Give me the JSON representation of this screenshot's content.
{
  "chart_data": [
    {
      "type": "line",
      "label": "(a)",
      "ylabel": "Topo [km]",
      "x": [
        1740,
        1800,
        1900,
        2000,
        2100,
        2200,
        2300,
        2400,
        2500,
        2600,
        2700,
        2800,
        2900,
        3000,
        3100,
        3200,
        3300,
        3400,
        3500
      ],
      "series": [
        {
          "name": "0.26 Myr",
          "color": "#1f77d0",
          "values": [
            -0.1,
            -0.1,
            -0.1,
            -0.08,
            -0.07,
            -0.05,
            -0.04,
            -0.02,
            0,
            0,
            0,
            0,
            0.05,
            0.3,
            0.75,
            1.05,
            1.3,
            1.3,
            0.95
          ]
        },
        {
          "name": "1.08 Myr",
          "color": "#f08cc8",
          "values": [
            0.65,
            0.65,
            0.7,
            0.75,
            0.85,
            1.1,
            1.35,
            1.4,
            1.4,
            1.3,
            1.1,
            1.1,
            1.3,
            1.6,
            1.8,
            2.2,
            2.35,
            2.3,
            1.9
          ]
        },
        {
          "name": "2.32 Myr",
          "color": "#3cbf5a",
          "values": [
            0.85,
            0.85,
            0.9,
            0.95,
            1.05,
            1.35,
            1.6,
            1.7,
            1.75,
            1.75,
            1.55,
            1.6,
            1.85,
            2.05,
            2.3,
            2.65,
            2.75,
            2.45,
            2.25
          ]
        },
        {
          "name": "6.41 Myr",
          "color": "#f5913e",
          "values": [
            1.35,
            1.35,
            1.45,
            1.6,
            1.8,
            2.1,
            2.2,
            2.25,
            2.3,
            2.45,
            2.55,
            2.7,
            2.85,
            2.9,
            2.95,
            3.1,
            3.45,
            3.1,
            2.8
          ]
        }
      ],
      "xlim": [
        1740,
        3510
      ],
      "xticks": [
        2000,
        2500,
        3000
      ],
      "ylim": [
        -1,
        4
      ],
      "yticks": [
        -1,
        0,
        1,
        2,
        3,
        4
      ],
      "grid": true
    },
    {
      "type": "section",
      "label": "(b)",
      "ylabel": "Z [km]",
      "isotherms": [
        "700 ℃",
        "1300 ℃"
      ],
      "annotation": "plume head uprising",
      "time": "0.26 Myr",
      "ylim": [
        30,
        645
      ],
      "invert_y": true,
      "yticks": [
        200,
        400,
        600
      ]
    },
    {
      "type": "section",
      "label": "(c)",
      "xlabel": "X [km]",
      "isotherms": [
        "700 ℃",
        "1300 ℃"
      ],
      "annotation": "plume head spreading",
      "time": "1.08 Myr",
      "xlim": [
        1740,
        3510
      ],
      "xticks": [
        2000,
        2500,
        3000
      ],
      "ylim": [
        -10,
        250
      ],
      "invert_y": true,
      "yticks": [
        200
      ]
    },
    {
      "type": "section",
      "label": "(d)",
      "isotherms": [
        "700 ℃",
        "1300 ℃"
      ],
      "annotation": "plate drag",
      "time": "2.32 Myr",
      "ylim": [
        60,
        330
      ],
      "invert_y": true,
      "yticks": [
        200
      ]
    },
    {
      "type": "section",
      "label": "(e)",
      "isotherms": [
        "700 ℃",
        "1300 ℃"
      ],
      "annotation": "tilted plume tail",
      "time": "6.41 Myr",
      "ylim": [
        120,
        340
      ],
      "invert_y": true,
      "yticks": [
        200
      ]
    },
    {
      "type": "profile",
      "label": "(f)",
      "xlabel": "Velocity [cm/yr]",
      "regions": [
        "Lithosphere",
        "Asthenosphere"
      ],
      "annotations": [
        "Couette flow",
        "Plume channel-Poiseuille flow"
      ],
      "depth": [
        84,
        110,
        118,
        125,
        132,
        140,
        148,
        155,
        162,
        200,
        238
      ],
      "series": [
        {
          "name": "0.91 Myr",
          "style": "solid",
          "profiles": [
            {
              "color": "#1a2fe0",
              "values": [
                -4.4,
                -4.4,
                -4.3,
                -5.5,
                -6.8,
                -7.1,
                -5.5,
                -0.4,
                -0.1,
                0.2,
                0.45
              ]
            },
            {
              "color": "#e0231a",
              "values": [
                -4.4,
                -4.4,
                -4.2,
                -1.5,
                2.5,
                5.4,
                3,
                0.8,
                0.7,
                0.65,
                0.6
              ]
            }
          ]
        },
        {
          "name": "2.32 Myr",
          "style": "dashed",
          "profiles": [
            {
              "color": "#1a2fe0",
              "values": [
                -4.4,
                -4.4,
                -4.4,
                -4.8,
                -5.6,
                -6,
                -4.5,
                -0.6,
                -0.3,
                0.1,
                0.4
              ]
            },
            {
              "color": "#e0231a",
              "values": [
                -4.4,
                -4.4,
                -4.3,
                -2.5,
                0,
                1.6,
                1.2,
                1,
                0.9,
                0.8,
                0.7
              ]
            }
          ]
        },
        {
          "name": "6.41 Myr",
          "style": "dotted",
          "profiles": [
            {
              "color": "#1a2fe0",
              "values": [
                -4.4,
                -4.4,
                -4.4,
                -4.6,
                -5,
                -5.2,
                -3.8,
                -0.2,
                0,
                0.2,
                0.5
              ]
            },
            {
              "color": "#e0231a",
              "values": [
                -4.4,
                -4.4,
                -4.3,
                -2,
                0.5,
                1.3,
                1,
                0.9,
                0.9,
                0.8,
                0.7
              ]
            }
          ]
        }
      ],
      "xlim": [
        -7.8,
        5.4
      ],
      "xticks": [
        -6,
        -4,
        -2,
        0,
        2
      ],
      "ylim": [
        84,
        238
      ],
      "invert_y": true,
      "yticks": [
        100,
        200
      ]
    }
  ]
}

***

Please output the complete data exactly.

Give me the JSON representation of this screenshot's content.
{
  "chart_data": [
    {
      "type": "line",
      "label": "(a)",
      "ylabel": "Topo [km]",
      "x": [
        1740,
        1800,
        1900,
        2000,
        2100,
        2200,
        2300,
        2400,
        2500,
        2600,
        2700,
        2800,
        2900,
        3000,
        3100,
        3200,
        3300,
        3400,
        3500
      ],
      "series": [
        {
          "name": "0.26 Myr",
          "color": "#1f77d0",
          "values": [
            -0.1,
            -0.1,
            -0.1,
            -0.08,
            -0.07,
            -0.05,
            -0.04,
            -0.02,
            0,
            0,
            0,
            0,
            0.05,
            0.3,
            0.75,
            1.05,
            1.3,
            1.3,
            0.95
          ]
        },
        {
          "name": "1.08 Myr",
          "color": "#f08cc8",
          "values": [
            0.65,
            0.65,
            0.7,
            0.75,
            0.85,
            1.1,
            1.35,
            1.4,
            1.4,
            1.3,
            1.1,
            1.1,
            1.3,
            1.6,
            1.8,
            2.2,
            2.35,
            2.3,
            1.9
          ]
        },
        {
          "name": "2.32 Myr",
          "color": "#3cbf5a",
          "values": [
            0.85,
            0.85,
            0.9,
            0.95,
            1.05,
            1.35,
            1.6,
            1.7,
            1.75,
            1.75,
            1.55,
            1.6,
            1.85,
            2.05,
            2.3,
            2.65,
            2.75,
            2.45,
            2.25
          ]
        },
        {
          "name": "6.41 Myr",
          "color": "#f5913e",
          "values": [
            1.35,
            1.35,
            1.45,
            1.6,
            1.8,
            2.1,
            2.2,
            2.25,
            2.3,
            2.45,
            2.55,
            2.7,
            2.85,
            2.9,
            2.95,
            3.1,
            3.45,
            3.1,
            2.8
          ]
        }
      ],
      "xlim": [
        1740,
        3510
      ],
      "xticks": [
        2000,
        2500,
        3000
      ],
      "ylim": [
        -1,
        4
      ],
      "yticks": [
        -1,
        0,
        1,
        2,
        3,
        4
      ],
      "grid": true
    },
    {
      "type": "section",
      "label": "(b)",
      "ylabel": "Z [km]",
      "isotherms": [
        "700 ℃",
        "1300 ℃"
      ],
      "annotation": "plume head uprising",
      "time": "0.26 Myr",
      "ylim": [
        30,
        645
      ],
      "invert_y": true,
      "yticks": [
        200,
        400,
        600
      ]
    },
    {
      "type": "section",
      "label": "(c)",
      "xlabel": "X [km]",
      "isotherms": [
        "700 ℃",
        "1300 ℃"
      ],
      "annotation": "plume head spreading",
      "time": "1.08 Myr",
      "xlim": [
        1740,
        3510
      ],
      "xticks": [
        2000,
        2500,
        3000
      ],
      "ylim": [
        -10,
        250
      ],
      "invert_y": true,
      "yticks": [
        200
      ]
    },
    {
      "type": "section",
      "label": "(d)",
      "isotherms": [
        "700 ℃",
        "1300 ℃"
      ],
      "annotation": "plate drag",
      "time": "2.32 Myr",
      "ylim": [
        60,
        330
      ],
      "invert_y": true,
      "yticks": [
        200
      ]
    },
    {
      "type": "section",
      "label": "(e)",
      "isotherms": [
        "700 ℃",
        "1300 ℃"
      ],
      "annotation": "tilted plume tail",
      "time": "6.41 Myr",
      "ylim": [
        120,
        340
      ],
      "invert_y": true,
      "yticks": [
        200
      ]
    },
    {
      "type": "profile",
      "label": "(f)",
      "xlabel": "Velocity [cm/yr]",
      "regions": [
        "Lithosphere",
        "Asthenosphere"
      ],
      "annotations": [
        "Couette flow",
        "Plume channel-Poiseuille flow"
      ],
      "depth": [
        84,
        110,
        118,
        125,
        132,
        140,
        148,
        155,
        162,
        200,
        238
      ],
      "series": [
        {
          "name": "0.91 Myr",
          "style": "solid",
          "profiles": [
            {
              "color": "#1a2fe0",
              "values": [
                -4.4,
                -4.4,
                -4.3,
                -5.5,
                -6.8,
                -7.1,
                -5.5,
                -0.4,
                -0.1,
                0.2,
                0.45
              ]
            },
            {
              "color": "#e0231a",
              "values": [
                -4.4,
                -4.4,
                -4.2,
                -1.5,
                2.5,
                5.4,
                3,
                0.8,
                0.7,
                0.65,
                0.6
              ]
            }
          ]
        },
        {
          "name": "2.32 Myr",
          "style": "dashed",
          "profiles": [
            {
              "color": "#1a2fe0",
              "values": [
                -4.4,
                -4.4,
                -4.4,
                -4.8,
                -5.6,
                -6,
                -4.5,
                -0.6,
                -0.3,
                0.1,
                0.4
              ]
            },
            {
              "color": "#e0231a",
              "values": [
                -4.4,
                -4.4,
                -4.3,
                -2.5,
                0,
                1.6,
                1.2,
                1,
                0.9,
                0.8,
                0.7
              ]
            }
          ]
        },
        {
          "name": "6.41 Myr",
          "style": "dotted",
          "profiles": [
            {
              "color": "#1a2fe0",
              "values": [
                -4.4,
                -4.4,
                -4.4,
                -4.6,
                -5,
                -5.2,
                -3.8,
                -0.2,
                0,
                0.2,
                0.5
              ]
            },
            {
              "color": "#e0231a",
              "values": [
                -4.4,
                -4.4,
                -4.3,
                -2,
                0.5,
                1.3,
                1,
                0.9,
                0.9,
                0.8,
                0.7
              ]
            }
          ]
        }
      ],
      "xlim": [
        -7.8,
        5.4
      ],
      "xticks": [
        -6,
        -4,
        -2,
        0,
        2
      ],
      "ylim": [
        84,
        238
      ],
      "invert_y": true,
      "yticks": [
        100,
        200
      ]
    }
  ]
}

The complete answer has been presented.